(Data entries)
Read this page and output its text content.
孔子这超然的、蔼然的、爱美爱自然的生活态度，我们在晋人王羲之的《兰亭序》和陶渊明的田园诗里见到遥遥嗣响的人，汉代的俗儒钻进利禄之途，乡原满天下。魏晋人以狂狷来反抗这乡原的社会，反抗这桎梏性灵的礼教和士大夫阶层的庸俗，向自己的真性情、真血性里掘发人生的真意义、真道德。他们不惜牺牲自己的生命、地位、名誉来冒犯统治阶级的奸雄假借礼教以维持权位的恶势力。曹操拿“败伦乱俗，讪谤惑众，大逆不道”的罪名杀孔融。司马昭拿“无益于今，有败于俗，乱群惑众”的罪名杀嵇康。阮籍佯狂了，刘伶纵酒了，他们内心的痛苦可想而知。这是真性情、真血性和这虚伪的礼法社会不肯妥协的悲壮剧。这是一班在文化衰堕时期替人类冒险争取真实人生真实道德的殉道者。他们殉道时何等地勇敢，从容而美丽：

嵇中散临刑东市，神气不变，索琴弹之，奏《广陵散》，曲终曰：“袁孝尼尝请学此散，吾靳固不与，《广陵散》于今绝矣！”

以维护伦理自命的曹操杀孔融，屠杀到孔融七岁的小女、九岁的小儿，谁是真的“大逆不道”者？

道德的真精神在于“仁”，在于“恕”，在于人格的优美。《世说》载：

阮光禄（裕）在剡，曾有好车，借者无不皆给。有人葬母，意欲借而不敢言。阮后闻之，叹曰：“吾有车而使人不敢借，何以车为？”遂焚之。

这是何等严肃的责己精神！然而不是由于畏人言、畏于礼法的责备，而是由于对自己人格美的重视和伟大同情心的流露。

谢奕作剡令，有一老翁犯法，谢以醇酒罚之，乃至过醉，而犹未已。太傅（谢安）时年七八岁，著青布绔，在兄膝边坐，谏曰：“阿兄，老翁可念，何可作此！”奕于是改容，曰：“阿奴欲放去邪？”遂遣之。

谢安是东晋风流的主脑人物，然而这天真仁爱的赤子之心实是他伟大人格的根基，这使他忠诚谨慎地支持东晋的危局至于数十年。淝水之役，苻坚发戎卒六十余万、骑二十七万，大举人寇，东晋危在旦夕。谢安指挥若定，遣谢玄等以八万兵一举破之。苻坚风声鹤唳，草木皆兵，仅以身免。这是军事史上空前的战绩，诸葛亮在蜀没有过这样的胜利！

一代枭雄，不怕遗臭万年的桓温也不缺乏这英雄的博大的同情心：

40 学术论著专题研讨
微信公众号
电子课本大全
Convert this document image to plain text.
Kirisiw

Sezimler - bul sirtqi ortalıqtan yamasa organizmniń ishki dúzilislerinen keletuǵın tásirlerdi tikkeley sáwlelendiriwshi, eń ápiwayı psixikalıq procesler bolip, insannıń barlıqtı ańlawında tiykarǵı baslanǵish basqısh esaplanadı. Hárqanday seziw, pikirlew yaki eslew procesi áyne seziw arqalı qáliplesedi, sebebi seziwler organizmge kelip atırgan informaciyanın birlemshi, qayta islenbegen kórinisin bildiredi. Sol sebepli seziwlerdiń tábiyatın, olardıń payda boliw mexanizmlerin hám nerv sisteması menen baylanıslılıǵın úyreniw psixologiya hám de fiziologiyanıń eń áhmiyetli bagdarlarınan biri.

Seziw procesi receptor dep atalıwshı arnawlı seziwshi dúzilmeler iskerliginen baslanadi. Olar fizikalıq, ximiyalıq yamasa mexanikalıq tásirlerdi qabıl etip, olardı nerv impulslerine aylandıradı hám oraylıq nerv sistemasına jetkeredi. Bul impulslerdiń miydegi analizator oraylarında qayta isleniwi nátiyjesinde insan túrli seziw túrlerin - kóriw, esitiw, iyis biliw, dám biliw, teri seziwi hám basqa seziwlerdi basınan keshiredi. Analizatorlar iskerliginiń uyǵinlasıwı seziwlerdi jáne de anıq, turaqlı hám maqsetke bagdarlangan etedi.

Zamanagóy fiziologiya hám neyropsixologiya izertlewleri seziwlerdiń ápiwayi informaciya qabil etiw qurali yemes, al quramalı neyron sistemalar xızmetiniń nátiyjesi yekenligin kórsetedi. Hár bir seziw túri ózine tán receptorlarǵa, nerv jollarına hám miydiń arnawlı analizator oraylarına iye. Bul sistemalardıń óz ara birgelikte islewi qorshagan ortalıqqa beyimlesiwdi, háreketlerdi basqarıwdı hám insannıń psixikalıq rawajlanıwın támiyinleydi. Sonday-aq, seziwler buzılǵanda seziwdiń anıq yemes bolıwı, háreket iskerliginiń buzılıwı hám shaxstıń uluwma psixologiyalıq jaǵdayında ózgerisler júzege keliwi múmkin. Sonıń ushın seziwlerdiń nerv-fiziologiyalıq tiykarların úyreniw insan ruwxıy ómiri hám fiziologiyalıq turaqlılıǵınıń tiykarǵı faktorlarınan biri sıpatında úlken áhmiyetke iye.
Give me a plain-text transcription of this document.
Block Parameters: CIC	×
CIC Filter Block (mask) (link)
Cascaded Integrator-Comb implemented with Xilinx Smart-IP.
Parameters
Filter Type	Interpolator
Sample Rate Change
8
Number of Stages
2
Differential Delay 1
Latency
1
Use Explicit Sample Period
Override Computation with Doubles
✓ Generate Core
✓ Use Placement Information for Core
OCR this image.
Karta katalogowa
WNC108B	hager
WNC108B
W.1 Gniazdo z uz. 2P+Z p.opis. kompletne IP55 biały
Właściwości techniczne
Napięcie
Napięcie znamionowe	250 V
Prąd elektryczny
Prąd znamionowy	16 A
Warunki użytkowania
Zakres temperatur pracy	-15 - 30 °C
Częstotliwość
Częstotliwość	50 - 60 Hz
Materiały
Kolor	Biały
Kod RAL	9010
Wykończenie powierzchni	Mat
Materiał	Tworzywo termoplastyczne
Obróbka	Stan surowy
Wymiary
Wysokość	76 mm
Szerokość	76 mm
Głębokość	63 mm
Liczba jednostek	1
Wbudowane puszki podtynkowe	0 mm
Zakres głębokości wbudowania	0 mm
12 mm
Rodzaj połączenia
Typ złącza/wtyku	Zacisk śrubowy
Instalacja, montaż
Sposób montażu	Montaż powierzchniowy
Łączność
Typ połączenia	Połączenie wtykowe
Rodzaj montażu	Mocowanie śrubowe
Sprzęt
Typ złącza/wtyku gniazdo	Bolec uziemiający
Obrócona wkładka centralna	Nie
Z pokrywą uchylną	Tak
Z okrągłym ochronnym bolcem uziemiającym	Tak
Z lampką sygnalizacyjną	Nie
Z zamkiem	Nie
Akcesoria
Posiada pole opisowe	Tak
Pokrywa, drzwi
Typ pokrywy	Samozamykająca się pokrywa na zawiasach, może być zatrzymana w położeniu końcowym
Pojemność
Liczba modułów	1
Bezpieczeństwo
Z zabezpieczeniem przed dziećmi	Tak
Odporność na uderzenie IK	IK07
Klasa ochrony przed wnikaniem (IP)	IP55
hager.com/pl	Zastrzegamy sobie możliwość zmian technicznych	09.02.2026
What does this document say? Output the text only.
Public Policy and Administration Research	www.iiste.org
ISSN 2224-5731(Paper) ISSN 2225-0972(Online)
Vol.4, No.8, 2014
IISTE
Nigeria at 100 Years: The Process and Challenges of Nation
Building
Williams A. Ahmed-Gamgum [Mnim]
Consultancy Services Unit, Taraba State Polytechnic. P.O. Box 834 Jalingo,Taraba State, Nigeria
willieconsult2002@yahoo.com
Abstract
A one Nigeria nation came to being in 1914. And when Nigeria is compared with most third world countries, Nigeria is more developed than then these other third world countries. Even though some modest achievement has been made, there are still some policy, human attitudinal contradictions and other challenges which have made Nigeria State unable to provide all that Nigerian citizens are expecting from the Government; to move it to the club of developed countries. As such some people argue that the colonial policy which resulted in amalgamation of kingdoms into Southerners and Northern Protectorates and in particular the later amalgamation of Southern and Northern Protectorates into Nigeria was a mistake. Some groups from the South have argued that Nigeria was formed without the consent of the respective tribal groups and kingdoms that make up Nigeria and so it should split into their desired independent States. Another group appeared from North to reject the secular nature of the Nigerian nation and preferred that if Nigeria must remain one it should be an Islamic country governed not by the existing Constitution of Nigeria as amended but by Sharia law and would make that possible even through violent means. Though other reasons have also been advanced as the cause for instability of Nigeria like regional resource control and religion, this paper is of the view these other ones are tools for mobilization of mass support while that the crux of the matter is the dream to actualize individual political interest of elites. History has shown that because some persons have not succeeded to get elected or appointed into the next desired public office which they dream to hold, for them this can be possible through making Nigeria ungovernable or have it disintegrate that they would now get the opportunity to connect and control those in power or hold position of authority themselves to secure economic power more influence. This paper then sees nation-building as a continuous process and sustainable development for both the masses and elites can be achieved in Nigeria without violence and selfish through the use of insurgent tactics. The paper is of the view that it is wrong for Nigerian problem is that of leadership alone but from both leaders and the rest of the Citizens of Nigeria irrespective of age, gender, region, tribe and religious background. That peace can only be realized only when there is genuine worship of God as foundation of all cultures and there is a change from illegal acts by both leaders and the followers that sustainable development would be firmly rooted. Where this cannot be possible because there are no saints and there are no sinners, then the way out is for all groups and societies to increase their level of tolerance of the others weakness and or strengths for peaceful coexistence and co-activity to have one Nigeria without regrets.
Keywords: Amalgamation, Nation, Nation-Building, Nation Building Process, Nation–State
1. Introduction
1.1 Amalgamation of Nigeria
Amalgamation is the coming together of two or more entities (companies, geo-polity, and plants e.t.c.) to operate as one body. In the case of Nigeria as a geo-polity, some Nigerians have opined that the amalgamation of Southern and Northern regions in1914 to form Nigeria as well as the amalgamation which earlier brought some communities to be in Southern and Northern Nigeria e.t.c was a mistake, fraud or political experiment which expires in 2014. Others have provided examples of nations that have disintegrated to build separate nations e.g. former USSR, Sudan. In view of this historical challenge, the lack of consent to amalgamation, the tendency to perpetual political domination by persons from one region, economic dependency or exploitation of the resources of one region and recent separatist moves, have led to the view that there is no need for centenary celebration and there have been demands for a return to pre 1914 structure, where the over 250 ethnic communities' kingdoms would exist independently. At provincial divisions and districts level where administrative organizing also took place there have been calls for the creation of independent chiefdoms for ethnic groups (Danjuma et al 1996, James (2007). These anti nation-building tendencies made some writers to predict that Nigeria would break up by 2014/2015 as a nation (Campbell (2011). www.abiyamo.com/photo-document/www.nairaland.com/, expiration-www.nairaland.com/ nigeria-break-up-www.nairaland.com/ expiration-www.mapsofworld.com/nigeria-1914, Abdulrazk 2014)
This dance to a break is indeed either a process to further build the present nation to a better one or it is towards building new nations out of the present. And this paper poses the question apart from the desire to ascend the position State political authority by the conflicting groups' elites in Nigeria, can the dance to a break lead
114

- **Written problem**:
Where a line in the entries holds the word "image", copy that line.

- **Reply**:
Convert this document image to plain text.
OCR this image.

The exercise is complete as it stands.